▶ SHORT PROBLEM:
List the lines of this listing that hold the word "BLOCKING".
== PROVIDED ENTRIES ==
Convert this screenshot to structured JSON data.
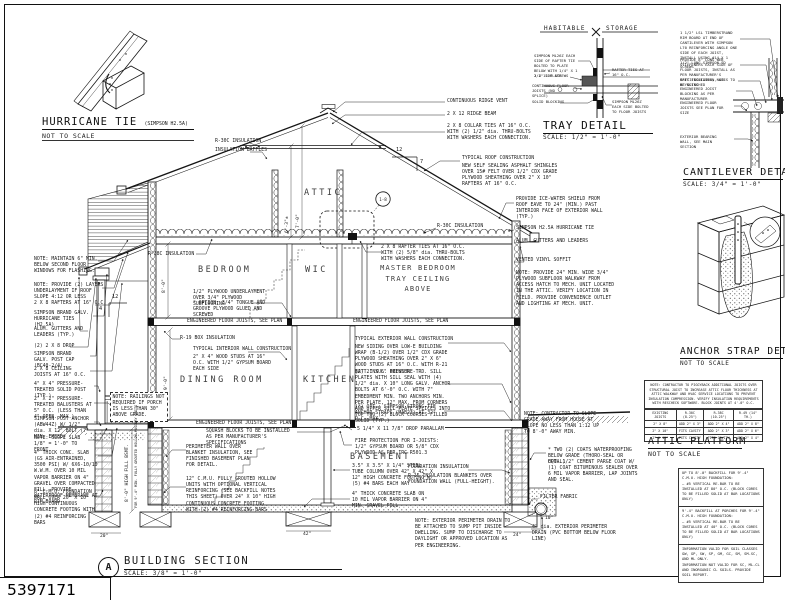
{
  "sheet": {
    "number": "5397171",
    "ink": "#1a1a1a",
    "paper": "#ffffff"
  },
  "hurricane_tie_detail": {
    "title": "HURRICANE TIE",
    "subtitle": "(SIMPSON H2.5A)",
    "scale": "NOT TO SCALE"
  },
  "tray_detail": {
    "title": "TRAY DETAIL",
    "scale": "SCALE: 1/2\" = 1'-0\"",
    "zone_left": "HABITABLE",
    "zone_right": "STORAGE",
    "labels": {
      "simpson_top": "SIMPSON ML26Z EACH SIDE OF RAFTER TIE BOLTED TO PLATE BELOW WITH 1/4\" X 1 1/2\" SDS SCREWS",
      "plate": "2 X 12 PLATE",
      "rafter_ties": "RAFTER TIES AT 16\" O.C.",
      "floor_joists": "CONTINUOUS FLOOR JOISTS (NO SPLICE)",
      "blocking": "SOLID BLOCKING",
      "simpson_bottom": "SIMPSON ML26Z EACH SIDE BOLTED TO FLOOR JOISTS"
    }
  },
  "cantilever_detail": {
    "title": "CANTILEVER DETAIL",
    "scale": "SCALE: 3/4\" = 1'-0\"",
    "labels": {
      "rim_board": "1 1/2\" LSL TIMBERSTRAND RIM BOARD AT END OF CANTILEVER WITH SIMPSON L70 REINFORCING ANGLE ONE SIDE OF EACH JOIST, INSTALL USING #14 X 1 1/2\" LONG SIMPSON SD SCREWS",
      "web_stiffeners": "PROVIDE 8\" LONG WEB STIFFENERS EACH SIDE OF FLOOR JOISTS, INSTALL AS PER MANUFACTURER'S SPECIFICATIONS, NAILS TO BE CLINCHED",
      "batt_insulation": "BATT INSULATION, SEE KEYNOTES",
      "joist_blocking": "ENGINEERED JOIST BLOCKING AS PER MANUFACTURER",
      "floor_joists": "ENGINEERED FLOOR JOISTS SEE PLAN FOR SIZE",
      "bearing_wall": "EXTERIOR BEARING WALL, SEE MAIN SECTION"
    }
  },
  "anchor_strap_detail": {
    "title": "ANCHOR STRAP DETAIL",
    "scale": "NOT TO SCALE"
  },
  "attic_platform": {
    "title": "ATTIC PLATFORM",
    "scale": "NOT TO SCALE",
    "note": "NOTE: CONTRACTOR TO PIGGYBACK ADDITIONAL JOISTS OVER STRUCTURAL JOIST TO INCREASE ATTIC FLOOR THICKNESS AT ATTIC WALKWAY AND HVAC SERVICE LOCATIONS TO PREVENT INSULATION COMPRESSION. VERIFY INSULATION REQUIREMENTS WITH RESCHECK SOFTWARE. BLOCK JOINTS AT 4'-0\" O.C.",
    "table": {
      "headers": [
        "EXISTING JOISTS",
        "R-30C (8.25\")",
        "R-38C (10.25\")",
        "R-49 (14\" TH.)"
      ],
      "rows": [
        [
          "2\" X 8\"",
          "ADD 2\" X 3\"",
          "ADD 2\" X 4\"",
          "ADD 2\" X 8\""
        ],
        [
          "2\" X 10\"",
          "FITS CAVITY",
          "ADD 2\" X 3\"",
          "ADD 2\" X 6\""
        ],
        [
          "2\" X 12\"",
          "FITS CAVITY",
          "FITS CAVITY",
          "ADD 2\" X 4\""
        ]
      ]
    }
  },
  "backfill_notes": {
    "s1_title": "UP TO 8'-0\" BACKFILL FOR 9'-4\" C.M.U. HIGH FOUNDATION:",
    "s1_body": "— #5 VERTICAL RE-BAR TO BE INSTALLED AT 80\" O.C. (BLOCK CORES TO BE FILLED SOLID AT BAR LOCATIONS ONLY)",
    "s2_title": "9'-4\" BACKFILL AT PORCHES FOR 9'-4\" C.M.U. HIGH FOUNDATION:",
    "s2_body": "— #5 VERTICAL RE-BAR TO BE INSTALLED AT 40\" O.C. (BLOCK CORES TO BE FILLED SOLID AT BAR LOCATIONS ONLY)",
    "s3_a": "INFORMATION VALID FOR SOIL CLASSES GW, GP, SW, SP, GM, GC, SM, SM-SC, AND ML ONLY.",
    "s3_b": "INFORMATION NOT VALID FOR SC, ML-CL AND INORGANIC CL SOILS. PROVIDE SOIL REPORT."
  },
  "section": {
    "marker": "A",
    "title": "BUILDING SECTION",
    "scale": "SCALE: 3/8\" = 1'-0\"",
    "rooms": {
      "attic": "ATTIC",
      "bedroom": "BEDROOM",
      "wic": "WIC",
      "master_line1": "MASTER BEDROOM",
      "master_line2": "TRAY CEILING ABOVE",
      "dining": "DINING ROOM",
      "kitchen": "KITCHEN",
      "basement": "BASEMENT"
    },
    "dims": {
      "attic_collar": "6'-3\"±",
      "attic_ridge": "7'-0\"",
      "second_floor": "8'-0\"",
      "first_floor": "9'-0\"",
      "bsmt1": "8'-0\" HIGH FULL BSMT.",
      "bsmt2": "FOR 9'-4\" MIN. FULLY GROUTED HOLLOW MASONRY UNITS",
      "d20": "20\"",
      "d42": "42\"",
      "d24": "24\"",
      "d10": "10\"",
      "pitch_run_main": "12",
      "pitch_rise_main": "7",
      "pitch_run_porch": "12",
      "pitch_rise_porch": "4",
      "bubble_ref": "1-8"
    },
    "labels": {
      "flashing_note": "NOTE: MAINTAIN 6\" MIN. BELOW SECOND FLOOR WINDOWS FOR FLASHING.",
      "underlayment_note": "NOTE: PROVIDE (2) LAYERS UNDERLAYMENT IF ROOF SLOPE 4:12 OR LESS",
      "porch_rafters": "2 X 8 RAFTERS AT 16\" O.C.",
      "porch_hurricane_ties": "SIMPSON BRAND GALV. HURRICANE TIES (H2.5A)",
      "porch_gutters": "ALUM. GUTTERS AND LEADERS (TYP.)",
      "porch_drop": "(2) 2 X 8 DROP",
      "post_cap": "SIMPSON BRAND GALV. POST CAP (BC40-2/4)",
      "porch_ceiling_joists": "2 X 8 CEILING JOISTS AT 16\" O.C.",
      "solid_post": "4\" X 4\" PRESSURE-TREATED SOLID POST (TYP.)",
      "balusters": "2\" X 2\" PRESSURE-TREATED BALUSTERS AT 5\" O.C. (LESS THAN 4\" OPEN. MAX.)",
      "post_anchor": "SIMPSON POST ANCHOR (ABW44Z) W/ 1/2\" dia. X 12\" BOLT (7\" MIN. EMBED)",
      "slope_slab_note": "NOTE: SLOPE SLAB 1/8\" = 1'-0\" TO FRONT",
      "porch_slab": "4\" THICK CONC. SLAB (GS AIR-ENTRAINED, 3500 PSI) W/ 6X6-10/10 W.W.M. OVER 10 MIL VAPOR BARRIER ON 4\" GRAVEL OVER COMPACTED FILL, PROVIDE WATERPROOF MEMBRANE AT RIM BOARD",
      "cmu8_foundation": "8\" C.M.U. FOUNDATION WALL OVER 20\" X 10\" HIGH CONTINUOUS CONCRETE FOOTING WITH (2) #4 REINFORCING BARS",
      "railing_note": "NOTE: RAILINGS NOT REQUIRED IF PORCH IS LESS THAN 30\" ABOVE GRADE.",
      "ridge_vent": "CONTINUOUS RIDGE VENT",
      "ridge_beam": "2 X 12 RIDGE BEAM",
      "collar_ties": "2 X 8 COLLAR TIES AT 16\" O.C. WITH (2) 1/2\" dia. THRU-BOLTS WITH WASHERS EACH CONNECTION.",
      "roof_construction_title": "TYPICAL ROOF CONSTRUCTION",
      "roof_construction_spec": "NEW SELF SEALING ASPHALT SHINGLES OVER 15# FELT OVER 1/2\" CDX GRADE PLYWOOD SHEATHING OVER 2\" X 10\" RAFTERS AT 16\" O.C.",
      "ice_water_shield": "PROVIDE ICE-WATER SHIELD FROM ROOF EAVE TO 24\" (MIN.) PAST INTERIOR FACE OF EXTERIOR WALL (TYP.)",
      "hurricane_tie": "SIMPSON H2.5A HURRICANE TIE",
      "gutters_leaders": "ALUM. GUTTERS AND LEADERS",
      "vinyl_soffit": "VENTED VINYL SOFFIT",
      "attic_walkway_note": "NOTE: PROVIDE 24\" MIN. WIDE 3/4\" PLYWOOD SUBFLOOR WALKWAY FROM ACCESS HATCH TO MECH. UNIT LOCATED IN THE ATTIC. VERIFY LOCATION IN FIELD. PROVIDE CONVENIENCE OUTLET AND LIGHTING AT MECH. UNIT.",
      "rafter_ties": "2 X 8 RAFTER TIES AT 16\" O.C. WITH (2) 5/8\" dia. THRU-BOLTS WITH WASHERS EACH CONNECTION.",
      "r30c_left": "R-30C INSULATION",
      "insulation_baffles": "INSULATION BAFFLES",
      "r30c_right": "R-30C INSULATION",
      "r38c": "R-38C INSULATION",
      "subfloor": "1/2\" PLYWOOD UNDERLAYMENT OVER 3/4\" PLYWOOD SUBFLOORING",
      "subfloor_option": "* OPTION: 3/4\" TONGUE AND GROOVE PLYWOOD GLUED AND SCREWED",
      "efj": "ENGINEERED FLOOR JOISTS, SEE PLAN",
      "r19_box": "R-19 BOX INSULATION",
      "interior_wall_title": "TYPICAL INTERIOR WALL CONSTRUCTION",
      "interior_wall_spec": "2\" X 4\" WOOD STUDS AT 16\" O.C. WITH 1/2\" GYPSUM BOARD EACH SIDE",
      "exterior_wall_title": "TYPICAL EXTERIOR WALL CONSTRUCTION",
      "exterior_wall_spec": "NEW SIDING OVER LOW-E BUILDING WRAP (B-1/2) OVER 1/2\" CDX GRADE PLYWOOD SHEATHING OVER 2\" X 6\" WOOD STUDS AT 16\" O.C. WITH R-21 BATT INSUL. BETWEEN",
      "sill_plates": "(2) 2\" X 6\" PRESSURE-TRD. SILL PLATES WITH SILL SEAL WITH (4) 1/2\" dia. X 10\" LONG GALV. ANCHOR BOLTS AT 6'-0\" O.C. WITH 7\" EMBEDMENT MIN. TWO ANCHORS MIN. PER PLATE, 12\" MAX. FROM CORNERS AND UPPER SILL PLATE SPLICES INTO TOP TWO (2) BLOCK COURSES FILLED SOLID (TYP.)",
      "anchor_strap_option": "(*) OPT.: SIMPSON STRONG-TIE ANCHOR STRAPS (MAB23) AT 32\" O.C. MAX.",
      "grade_slope_note": "NOTE: CONTRACTOR TO SLOPE GRADE AWAY FROM HOUSE AT SLOPE NO LESS THAN 1:12 UP TO 8'-0\" AWAY MIN.",
      "waterproofing": "* TWO (2) COATS WATERPROOFING BELOW GRADE (THORO-SEAL OR EQUAL)",
      "parge_coat": "OPT. 1/2\" CEMENT PARGE COAT W/ (1) COAT BITUMINOUS SEALER OVER 6 MIL VAPOR BARRIER, LAP JOINTS AND SEAL.",
      "filter_fabric": "FILTER FABRIC",
      "perimeter_drain": "4\" dia. EXTERIOR PERIMETER DRAIN (PVC BOTTOM BELOW FLOOR LINE)",
      "foundation_insulation_title": "FOUNDATION INSULATION",
      "foundation_insulation_spec": "R-15 INSULATION BLANKETS OVER FOUNDATION WALL (FULL-HEIGHT).",
      "perimeter_drain_note": "NOTE: EXTERIOR PERIMETER DRAIN TO BE ATTACHED TO SUMP PIT INSIDE DWELLING. SUMP TO DISCHARGE TO DAYLIGHT OR APPROVED LOCATION AS PER ENGINEERING.",
      "squash_blocks": "SQUASH BLOCKS TO BE INSTALLED AS PER MANUFACTURER'S SPECIFICATIONS",
      "perimeter_wall": "PERIMETER WALL OVER BLANKET INSULATION, SEE FINISHED BASEMENT PLAN FOR DETAIL.",
      "cmu12_foundation": "12\" C.M.U. FULLY GROUTED HOLLOW UNITS WITH OPTIONAL VERTICAL REINFORCING (SEE BACKFILL NOTES THIS SHEET) OVER 24\" X 10\" HIGH CONTINUOUS CONCRETE FOOTING WITH (2) #4 REINFORCING BARS",
      "drop_parallam": "5 1/4\" X 11 7/8\" DROP PARALLAM",
      "fire_protection": "FIRE PROTECTION FOR I-JOISTS: 1/2\" GYPSUM BOARD OR 5/8\" CDX PLYWOOD AS PER IRC R501.3",
      "steel_column": "3.5\" X 3.5\" X 1/4\" STEEL TUBE COLUMN OVER 42\" X 42\" X 12\" HIGH CONCRETE FOOTING W/ (5) #4 BARS EACH WAY",
      "basement_slab": "4\" THICK CONCRETE SLAB ON 10 MIL VAPOR BARRIER ON 4\" MIN. GRAVEL FILL"
    }
  }
}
===
▶ ANSWER FOR THIS EXERCISE:
      "blocking": "SOLID BLOCKING",
      "joist_blocking": "ENGINEERED JOIST BLOCKING AS PER MANUFACTURER",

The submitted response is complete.